= Figure content listings =
* START *

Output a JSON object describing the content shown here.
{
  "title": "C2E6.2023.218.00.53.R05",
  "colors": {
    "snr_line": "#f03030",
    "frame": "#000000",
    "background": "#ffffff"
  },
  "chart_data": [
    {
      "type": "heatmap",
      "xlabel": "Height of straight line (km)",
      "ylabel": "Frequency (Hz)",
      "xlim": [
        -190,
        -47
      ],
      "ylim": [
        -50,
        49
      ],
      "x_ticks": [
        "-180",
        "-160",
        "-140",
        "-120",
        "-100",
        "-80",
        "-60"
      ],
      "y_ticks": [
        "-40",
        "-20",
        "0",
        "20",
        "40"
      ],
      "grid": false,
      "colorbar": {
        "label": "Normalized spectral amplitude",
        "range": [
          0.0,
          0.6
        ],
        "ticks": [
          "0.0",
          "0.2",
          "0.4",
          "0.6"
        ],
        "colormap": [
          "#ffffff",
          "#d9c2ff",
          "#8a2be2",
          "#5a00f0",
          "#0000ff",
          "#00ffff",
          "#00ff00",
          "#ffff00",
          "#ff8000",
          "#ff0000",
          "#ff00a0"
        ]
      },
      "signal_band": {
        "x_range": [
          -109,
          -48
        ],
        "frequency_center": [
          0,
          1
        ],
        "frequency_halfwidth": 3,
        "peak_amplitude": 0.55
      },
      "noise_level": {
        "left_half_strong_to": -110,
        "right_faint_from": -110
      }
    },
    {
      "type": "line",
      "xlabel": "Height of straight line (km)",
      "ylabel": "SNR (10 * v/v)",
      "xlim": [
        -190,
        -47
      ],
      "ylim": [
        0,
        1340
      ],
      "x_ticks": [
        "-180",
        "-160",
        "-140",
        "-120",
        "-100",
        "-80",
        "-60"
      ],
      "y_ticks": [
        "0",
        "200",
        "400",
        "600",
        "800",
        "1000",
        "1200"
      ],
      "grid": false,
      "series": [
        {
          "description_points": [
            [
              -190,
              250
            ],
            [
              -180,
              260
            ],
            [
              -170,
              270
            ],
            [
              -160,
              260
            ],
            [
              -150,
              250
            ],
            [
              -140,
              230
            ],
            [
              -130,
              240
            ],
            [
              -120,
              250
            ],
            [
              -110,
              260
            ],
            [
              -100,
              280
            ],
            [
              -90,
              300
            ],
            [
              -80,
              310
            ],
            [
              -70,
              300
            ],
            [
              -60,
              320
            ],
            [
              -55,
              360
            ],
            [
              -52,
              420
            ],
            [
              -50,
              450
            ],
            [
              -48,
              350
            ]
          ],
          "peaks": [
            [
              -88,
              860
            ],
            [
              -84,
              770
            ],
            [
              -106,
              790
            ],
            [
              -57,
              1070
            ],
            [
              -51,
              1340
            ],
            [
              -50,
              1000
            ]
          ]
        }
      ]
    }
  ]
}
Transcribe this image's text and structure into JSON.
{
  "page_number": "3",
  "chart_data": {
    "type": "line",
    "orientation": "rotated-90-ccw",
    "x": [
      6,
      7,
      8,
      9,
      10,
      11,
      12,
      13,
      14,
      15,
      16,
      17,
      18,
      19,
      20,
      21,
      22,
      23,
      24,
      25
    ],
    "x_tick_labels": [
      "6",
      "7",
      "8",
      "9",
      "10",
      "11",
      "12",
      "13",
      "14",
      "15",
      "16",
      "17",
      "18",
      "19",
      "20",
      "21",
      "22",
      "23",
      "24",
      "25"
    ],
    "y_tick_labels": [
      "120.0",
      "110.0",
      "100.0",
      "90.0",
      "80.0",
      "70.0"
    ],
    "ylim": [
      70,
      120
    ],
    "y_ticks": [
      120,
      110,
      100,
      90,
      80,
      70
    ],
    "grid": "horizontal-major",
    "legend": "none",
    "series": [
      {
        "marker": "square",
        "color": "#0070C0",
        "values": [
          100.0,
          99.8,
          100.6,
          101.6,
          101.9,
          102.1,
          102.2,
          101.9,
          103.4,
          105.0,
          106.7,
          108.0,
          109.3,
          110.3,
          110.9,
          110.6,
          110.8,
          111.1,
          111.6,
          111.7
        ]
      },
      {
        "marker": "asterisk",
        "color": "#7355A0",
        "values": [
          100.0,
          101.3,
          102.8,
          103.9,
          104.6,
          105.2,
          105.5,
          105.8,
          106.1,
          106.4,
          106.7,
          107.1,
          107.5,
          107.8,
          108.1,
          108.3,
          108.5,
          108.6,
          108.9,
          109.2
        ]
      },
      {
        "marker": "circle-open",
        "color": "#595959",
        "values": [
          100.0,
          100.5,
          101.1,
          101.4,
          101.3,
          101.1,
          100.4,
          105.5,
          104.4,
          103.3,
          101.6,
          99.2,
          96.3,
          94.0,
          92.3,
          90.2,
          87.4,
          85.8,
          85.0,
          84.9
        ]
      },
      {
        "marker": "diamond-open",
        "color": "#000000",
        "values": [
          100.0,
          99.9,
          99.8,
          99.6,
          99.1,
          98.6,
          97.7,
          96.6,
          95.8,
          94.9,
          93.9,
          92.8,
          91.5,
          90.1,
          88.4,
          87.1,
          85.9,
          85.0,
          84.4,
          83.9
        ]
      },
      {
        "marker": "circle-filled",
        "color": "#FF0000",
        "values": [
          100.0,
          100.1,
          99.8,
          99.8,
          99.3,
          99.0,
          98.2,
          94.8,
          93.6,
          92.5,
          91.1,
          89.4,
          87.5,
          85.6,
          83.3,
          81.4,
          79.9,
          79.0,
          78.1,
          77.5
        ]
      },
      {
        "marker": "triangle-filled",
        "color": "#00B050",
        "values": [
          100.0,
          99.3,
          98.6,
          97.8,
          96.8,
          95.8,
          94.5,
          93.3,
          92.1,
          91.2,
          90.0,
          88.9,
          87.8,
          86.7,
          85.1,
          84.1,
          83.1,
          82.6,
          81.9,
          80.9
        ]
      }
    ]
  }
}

* END *

= TASK INSTRUCTIONS =
Scan the listing above. Gather each line that contains the word "ylabel".

= WORKED ANSWER =
      "ylabel": "Frequency (Hz)",
      "ylabel": "SNR (10 * v/v)",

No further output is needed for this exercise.